> **SET TASK**
Every record should be written out exactly, please.

> **INPUT RECORDS**
******

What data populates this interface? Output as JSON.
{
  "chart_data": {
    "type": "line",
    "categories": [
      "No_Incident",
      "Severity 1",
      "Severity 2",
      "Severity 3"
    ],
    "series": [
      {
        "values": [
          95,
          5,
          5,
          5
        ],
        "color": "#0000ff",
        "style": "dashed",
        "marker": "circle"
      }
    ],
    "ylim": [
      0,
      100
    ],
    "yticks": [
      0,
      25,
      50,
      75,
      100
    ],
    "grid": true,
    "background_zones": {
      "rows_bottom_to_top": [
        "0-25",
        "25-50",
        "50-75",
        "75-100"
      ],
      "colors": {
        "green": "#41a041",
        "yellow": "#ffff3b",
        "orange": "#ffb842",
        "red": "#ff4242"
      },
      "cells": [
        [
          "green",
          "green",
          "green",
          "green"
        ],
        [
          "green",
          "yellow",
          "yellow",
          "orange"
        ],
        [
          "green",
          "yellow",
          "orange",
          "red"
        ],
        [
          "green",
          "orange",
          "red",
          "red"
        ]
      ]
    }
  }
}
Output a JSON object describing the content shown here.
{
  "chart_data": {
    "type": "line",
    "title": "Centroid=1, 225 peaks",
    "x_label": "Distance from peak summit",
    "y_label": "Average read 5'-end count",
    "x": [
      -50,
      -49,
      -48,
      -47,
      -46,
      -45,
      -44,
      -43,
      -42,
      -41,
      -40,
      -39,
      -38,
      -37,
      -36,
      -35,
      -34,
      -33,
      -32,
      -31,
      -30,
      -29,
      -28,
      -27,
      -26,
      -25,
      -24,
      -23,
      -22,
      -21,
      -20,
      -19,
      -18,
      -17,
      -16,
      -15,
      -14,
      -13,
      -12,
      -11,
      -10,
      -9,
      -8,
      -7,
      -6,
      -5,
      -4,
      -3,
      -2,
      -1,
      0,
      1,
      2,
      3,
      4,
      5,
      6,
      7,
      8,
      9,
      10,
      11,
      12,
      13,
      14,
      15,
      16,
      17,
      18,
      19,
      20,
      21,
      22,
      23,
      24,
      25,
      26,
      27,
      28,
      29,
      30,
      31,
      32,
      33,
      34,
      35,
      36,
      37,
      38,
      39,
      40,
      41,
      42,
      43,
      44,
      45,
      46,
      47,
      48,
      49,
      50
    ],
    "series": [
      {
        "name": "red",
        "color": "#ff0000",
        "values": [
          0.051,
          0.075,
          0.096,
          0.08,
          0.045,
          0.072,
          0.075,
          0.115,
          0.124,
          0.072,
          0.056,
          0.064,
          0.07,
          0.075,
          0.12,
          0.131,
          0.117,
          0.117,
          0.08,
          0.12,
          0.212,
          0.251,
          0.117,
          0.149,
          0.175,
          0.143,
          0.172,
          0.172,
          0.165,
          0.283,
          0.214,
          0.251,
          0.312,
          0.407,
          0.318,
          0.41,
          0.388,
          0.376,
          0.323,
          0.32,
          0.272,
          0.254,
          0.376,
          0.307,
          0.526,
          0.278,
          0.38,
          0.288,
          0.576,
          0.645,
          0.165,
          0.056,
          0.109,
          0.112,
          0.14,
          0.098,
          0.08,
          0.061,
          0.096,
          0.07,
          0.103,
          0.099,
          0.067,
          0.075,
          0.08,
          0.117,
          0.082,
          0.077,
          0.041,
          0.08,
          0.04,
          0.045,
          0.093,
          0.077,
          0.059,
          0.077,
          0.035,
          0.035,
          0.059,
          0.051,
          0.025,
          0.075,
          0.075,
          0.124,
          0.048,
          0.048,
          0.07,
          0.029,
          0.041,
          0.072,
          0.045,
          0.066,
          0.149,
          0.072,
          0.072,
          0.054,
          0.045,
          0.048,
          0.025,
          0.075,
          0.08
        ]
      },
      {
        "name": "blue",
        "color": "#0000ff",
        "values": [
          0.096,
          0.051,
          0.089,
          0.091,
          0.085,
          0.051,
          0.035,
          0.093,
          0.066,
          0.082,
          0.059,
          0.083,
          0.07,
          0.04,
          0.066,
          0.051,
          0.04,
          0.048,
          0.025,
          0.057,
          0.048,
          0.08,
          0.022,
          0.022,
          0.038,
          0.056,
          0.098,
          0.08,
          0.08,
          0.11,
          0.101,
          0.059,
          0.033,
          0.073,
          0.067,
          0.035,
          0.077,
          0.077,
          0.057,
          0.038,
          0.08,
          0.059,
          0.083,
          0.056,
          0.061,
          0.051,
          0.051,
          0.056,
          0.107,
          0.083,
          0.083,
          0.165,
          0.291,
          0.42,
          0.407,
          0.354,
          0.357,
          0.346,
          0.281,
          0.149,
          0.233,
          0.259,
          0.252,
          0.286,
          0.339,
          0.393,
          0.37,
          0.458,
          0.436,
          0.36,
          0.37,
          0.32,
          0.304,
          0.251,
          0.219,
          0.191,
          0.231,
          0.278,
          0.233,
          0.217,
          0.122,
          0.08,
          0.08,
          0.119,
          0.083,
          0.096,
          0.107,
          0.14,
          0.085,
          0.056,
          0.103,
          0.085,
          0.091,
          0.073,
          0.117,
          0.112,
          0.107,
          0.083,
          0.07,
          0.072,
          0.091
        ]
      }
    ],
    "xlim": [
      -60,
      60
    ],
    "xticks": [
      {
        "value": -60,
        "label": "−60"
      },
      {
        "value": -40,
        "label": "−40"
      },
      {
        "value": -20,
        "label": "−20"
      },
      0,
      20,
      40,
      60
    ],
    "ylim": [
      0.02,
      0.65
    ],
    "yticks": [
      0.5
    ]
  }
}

******

> **CORRECT OUTPUT**
What data populates this interface? Output as JSON.
{
  "chart_data": {
    "type": "line",
    "categories": [
      "No_Incident",
      "Severity 1",
      "Severity 2",
      "Severity 3"
    ],
    "series": [
      {
        "values": [
          95,
          5,
          5,
          5
        ],
        "color": "#0000ff",
        "style": "dashed",
        "marker": "circle"
      }
    ],
    "ylim": [
      0,
      100
    ],
    "yticks": [
      0,
      25,
      50,
      75,
      100
    ],
    "grid": true,
    "background_zones": {
      "rows_bottom_to_top": [
        "0-25",
        "25-50",
        "50-75",
        "75-100"
      ],
      "colors": {
        "green": "#41a041",
        "yellow": "#ffff3b",
        "orange": "#ffb842",
        "red": "#ff4242"
      },
      "cells": [
        [
          "green",
          "green",
          "green",
          "green"
        ],
        [
          "green",
          "yellow",
          "yellow",
          "orange"
        ],
        [
          "green",
          "yellow",
          "orange",
          "red"
        ],
        [
          "green",
          "orange",
          "red",
          "red"
        ]
      ]
    }
  }
}
Output a JSON object describing the content shown here.
{
  "chart_data": {
    "type": "line",
    "title": "Centroid=1, 225 peaks",
    "x_label": "Distance from peak summit",
    "y_label": "Average read 5'-end count",
    "x": [
      -50,
      -49,
      -48,
      -47,
      -46,
      -45,
      -44,
      -43,
      -42,
      -41,
      -40,
      -39,
      -38,
      -37,
      -36,
      -35,
      -34,
      -33,
      -32,
      -31,
      -30,
      -29,
      -28,
      -27,
      -26,
      -25,
      -24,
      -23,
      -22,
      -21,
      -20,
      -19,
      -18,
      -17,
      -16,
      -15,
      -14,
      -13,
      -12,
      -11,
      -10,
      -9,
      -8,
      -7,
      -6,
      -5,
      -4,
      -3,
      -2,
      -1,
      0,
      1,
      2,
      3,
      4,
      5,
      6,
      7,
      8,
      9,
      10,
      11,
      12,
      13,
      14,
      15,
      16,
      17,
      18,
      19,
      20,
      21,
      22,
      23,
      24,
      25,
      26,
      27,
      28,
      29,
      30,
      31,
      32,
      33,
      34,
      35,
      36,
      37,
      38,
      39,
      40,
      41,
      42,
      43,
      44,
      45,
      46,
      47,
      48,
      49,
      50
    ],
    "series": [
      {
        "name": "red",
        "color": "#ff0000",
        "values": [
          0.051,
          0.075,
          0.096,
          0.08,
          0.045,
          0.072,
          0.075,
          0.115,
          0.124,
          0.072,
          0.056,
          0.064,
          0.07,
          0.075,
          0.12,
          0.131,
          0.117,
          0.117,
          0.08,
          0.12,
          0.212,
          0.251,
          0.117,
          0.149,
          0.175,
          0.143,
          0.172,
          0.172,
          0.165,
          0.283,
          0.214,
          0.251,
          0.312,
          0.407,
          0.318,
          0.41,
          0.388,
          0.376,
          0.323,
          0.32,
          0.272,
          0.254,
          0.376,
          0.307,
          0.526,
          0.278,
          0.38,
          0.288,
          0.576,
          0.645,
          0.165,
          0.056,
          0.109,
          0.112,
          0.14,
          0.098,
          0.08,
          0.061,
          0.096,
          0.07,
          0.103,
          0.099,
          0.067,
          0.075,
          0.08,
          0.117,
          0.082,
          0.077,
          0.041,
          0.08,
          0.04,
          0.045,
          0.093,
          0.077,
          0.059,
          0.077,
          0.035,
          0.035,
          0.059,
          0.051,
          0.025,
          0.075,
          0.075,
          0.124,
          0.048,
          0.048,
          0.07,
          0.029,
          0.041,
          0.072,
          0.045,
          0.066,
          0.149,
          0.072,
          0.072,
          0.054,
          0.045,
          0.048,
          0.025,
          0.075,
          0.08
        ]
      },
      {
        "name": "blue",
        "color": "#0000ff",
        "values": [
          0.096,
          0.051,
          0.089,
          0.091,
          0.085,
          0.051,
          0.035,
          0.093,
          0.066,
          0.082,
          0.059,
          0.083,
          0.07,
          0.04,
          0.066,
          0.051,
          0.04,
          0.048,
          0.025,
          0.057,
          0.048,
          0.08,
          0.022,
          0.022,
          0.038,
          0.056,
          0.098,
          0.08,
          0.08,
          0.11,
          0.101,
          0.059,
          0.033,
          0.073,
          0.067,
          0.035,
          0.077,
          0.077,
          0.057,
          0.038,
          0.08,
          0.059,
          0.083,
          0.056,
          0.061,
          0.051,
          0.051,
          0.056,
          0.107,
          0.083,
          0.083,
          0.165,
          0.291,
          0.42,
          0.407,
          0.354,
          0.357,
          0.346,
          0.281,
          0.149,
          0.233,
          0.259,
          0.252,
          0.286,
          0.339,
          0.393,
          0.37,
          0.458,
          0.436,
          0.36,
          0.37,
          0.32,
          0.304,
          0.251,
          0.219,
          0.191,
          0.231,
          0.278,
          0.233,
          0.217,
          0.122,
          0.08,
          0.08,
          0.119,
          0.083,
          0.096,
          0.107,
          0.14,
          0.085,
          0.056,
          0.103,
          0.085,
          0.091,
          0.073,
          0.117,
          0.112,
          0.107,
          0.083,
          0.07,
          0.072,
          0.091
        ]
      }
    ],
    "xlim": [
      -60,
      60
    ],
    "xticks": [
      {
        "value": -60,
        "label": "−60"
      },
      {
        "value": -40,
        "label": "−40"
      },
      {
        "value": -20,
        "label": "−20"
      },
      0,
      20,
      40,
      60
    ],
    "ylim": [
      0.02,
      0.65
    ],
    "yticks": [
      0.5
    ]
  }
}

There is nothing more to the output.